Repeat every record below exactly, leaving out the pictures.

[Data records]
==============================
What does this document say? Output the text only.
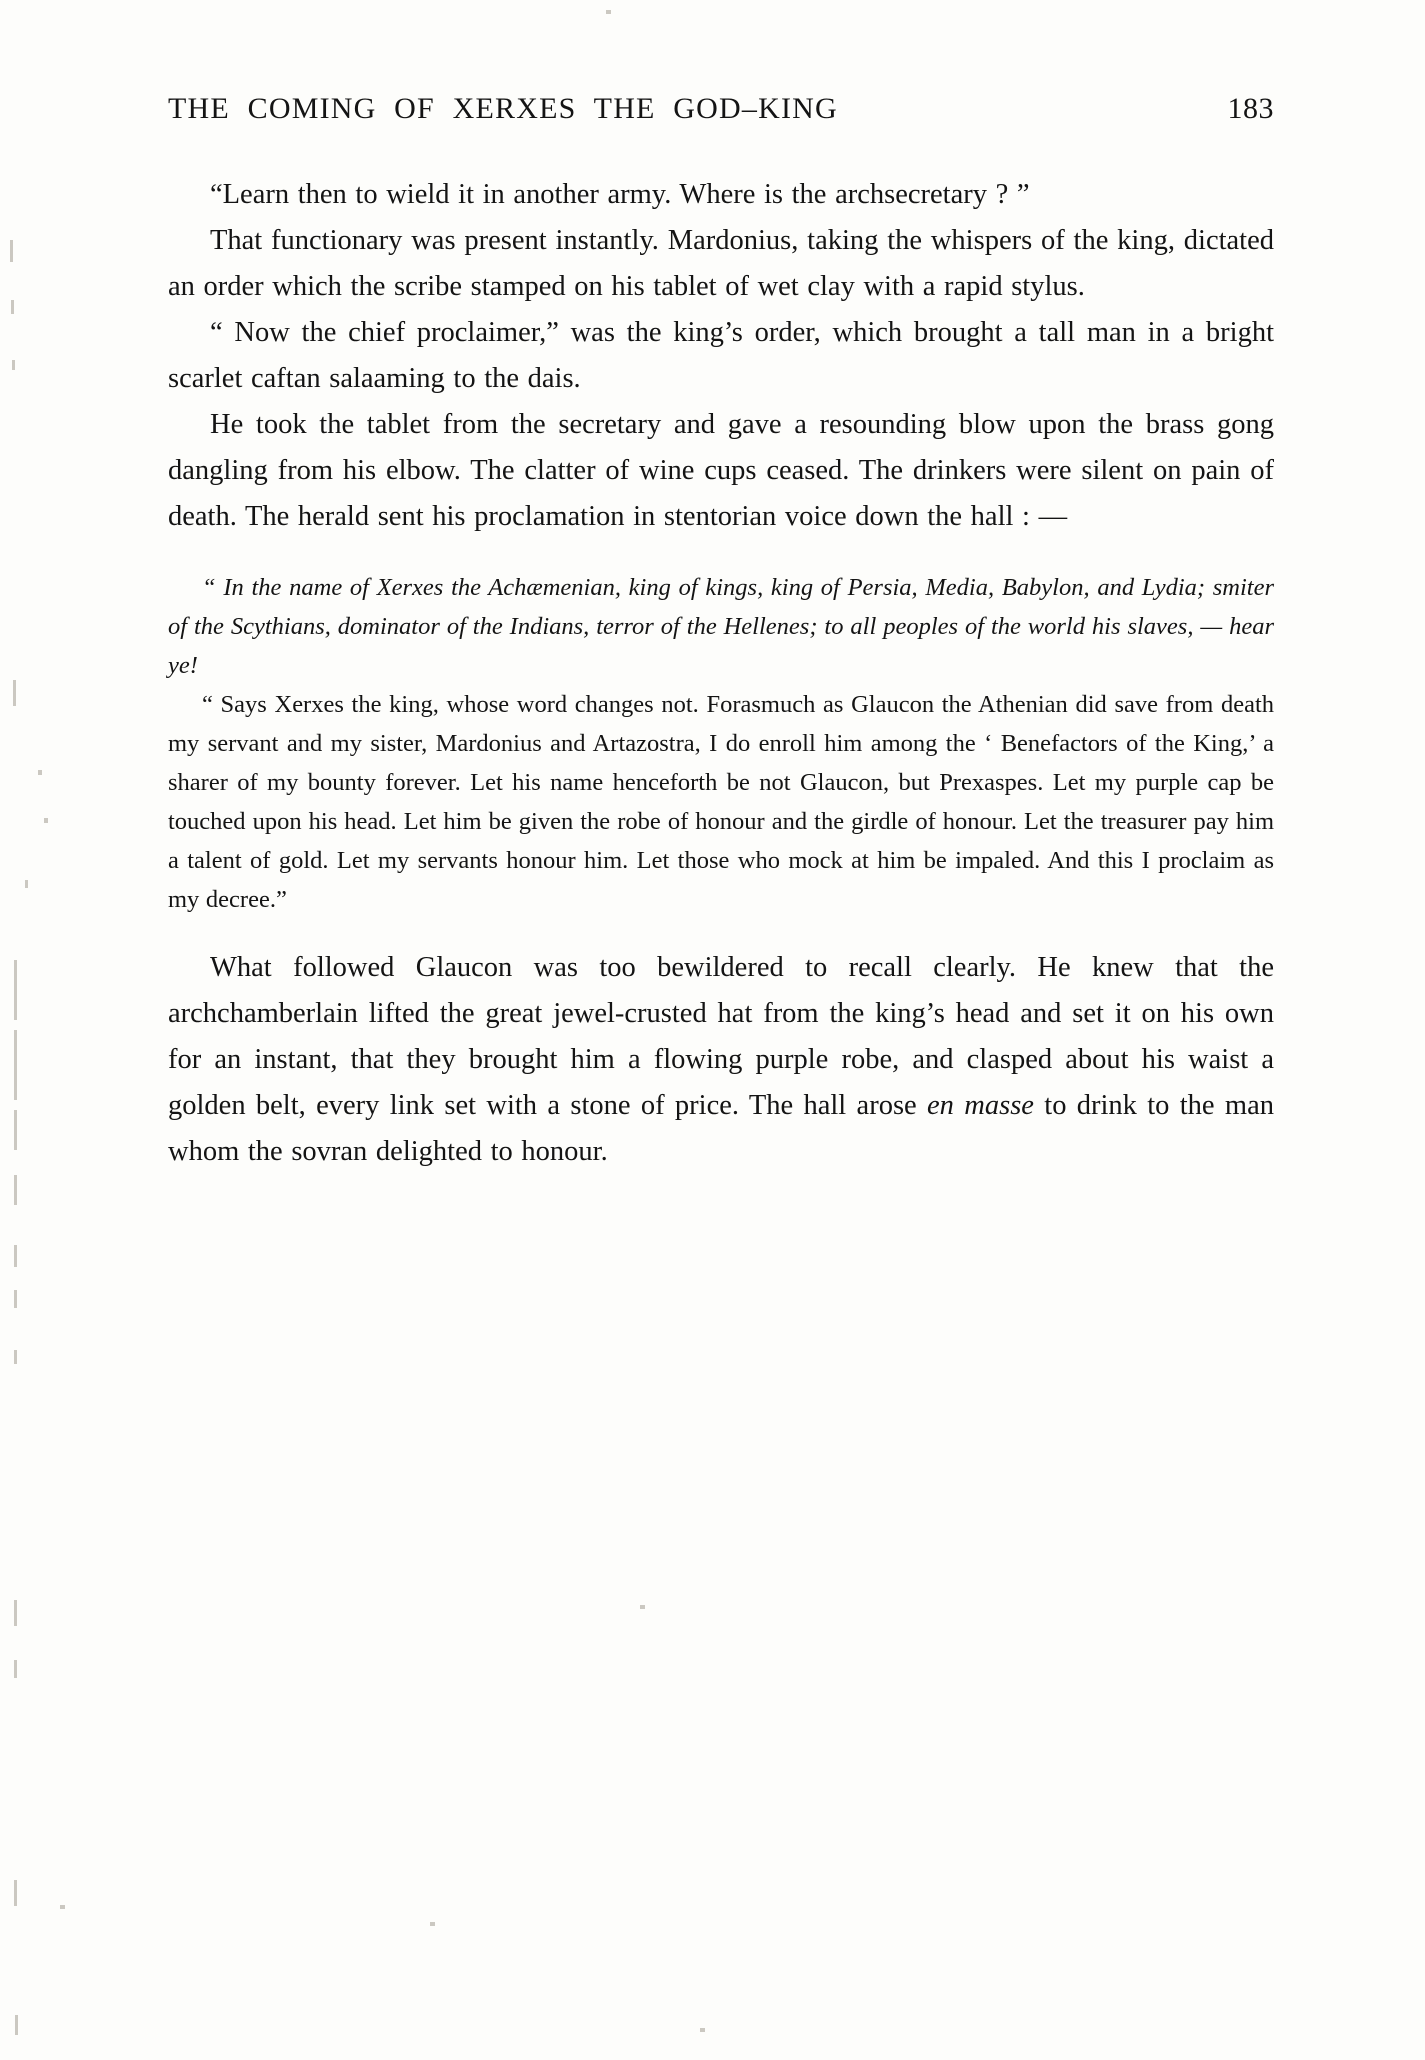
THE COMING OF XERXES THE GOD–KING	183

“Learn then to wield it in another army. Where is the archsecretary ? ”

That functionary was present instantly. Mardonius, taking the whispers of the king, dictated an order which the scribe stamped on his tablet of wet clay with a rapid stylus.

“ Now the chief proclaimer,” was the king’s order, which brought a tall man in a bright scarlet caftan salaaming to the dais.

He took the tablet from the secretary and gave a resounding blow upon the brass gong dangling from his elbow. The clatter of wine cups ceased. The drinkers were silent on pain of death. The herald sent his proclamation in stentorian voice down the hall : —

“ In the name of Xerxes the Achæmenian, king of kings, king of Persia, Media, Babylon, and Lydia; smiter of the Scythians, dominator of the Indians, terror of the Hellenes; to all peoples of the world his slaves, — hear ye!

“ Says Xerxes the king, whose word changes not. Forasmuch as Glaucon the Athenian did save from death my servant and my sister, Mardonius and Artazostra, I do enroll him among the ‘ Benefactors of the King,’ a sharer of my bounty forever. Let his name henceforth be not Glaucon, but Prexaspes. Let my purple cap be touched upon his head. Let him be given the robe of honour and the girdle of honour. Let the treasurer pay him a talent of gold. Let my servants honour him. Let those who mock at him be impaled. And this I proclaim as my decree.”

What followed Glaucon was too bewildered to recall clearly. He knew that the archchamberlain lifted the great jewel-crusted hat from the king’s head and set it on his own for an instant, that they brought him a flowing purple robe, and clasped about his waist a golden belt, every link set with a stone of price. The hall arose en masse to drink to the man whom the sovran delighted to honour.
==============================
• The result
What does this document say? Output the text only.
THE COMING OF XERXES THE GOD–KING	183

“Learn then to wield it in another army. Where is the archsecretary ? ”

That functionary was present instantly. Mardonius, taking the whispers of the king, dictated an order which the scribe stamped on his tablet of wet clay with a rapid stylus.

“ Now the chief proclaimer,” was the king’s order, which brought a tall man in a bright scarlet caftan salaaming to the dais.

He took the tablet from the secretary and gave a resounding blow upon the brass gong dangling from his elbow. The clatter of wine cups ceased. The drinkers were silent on pain of death. The herald sent his proclamation in stentorian voice down the hall : —

“ In the name of Xerxes the Achæmenian, king of kings, king of Persia, Media, Babylon, and Lydia; smiter of the Scythians, dominator of the Indians, terror of the Hellenes; to all peoples of the world his slaves, — hear ye!

“ Says Xerxes the king, whose word changes not. Forasmuch as Glaucon the Athenian did save from death my servant and my sister, Mardonius and Artazostra, I do enroll him among the ‘ Benefactors of the King,’ a sharer of my bounty forever. Let his name henceforth be not Glaucon, but Prexaspes. Let my purple cap be touched upon his head. Let him be given the robe of honour and the girdle of honour. Let the treasurer pay him a talent of gold. Let my servants honour him. Let those who mock at him be impaled. And this I proclaim as my decree.”

What followed Glaucon was too bewildered to recall clearly. He knew that the archchamberlain lifted the great jewel-crusted hat from the king’s head and set it on his own for an instant, that they brought him a flowing purple robe, and clasped about his waist a golden belt, every link set with a stone of price. The hall arose en masse to drink to the man whom the sovran delighted to honour.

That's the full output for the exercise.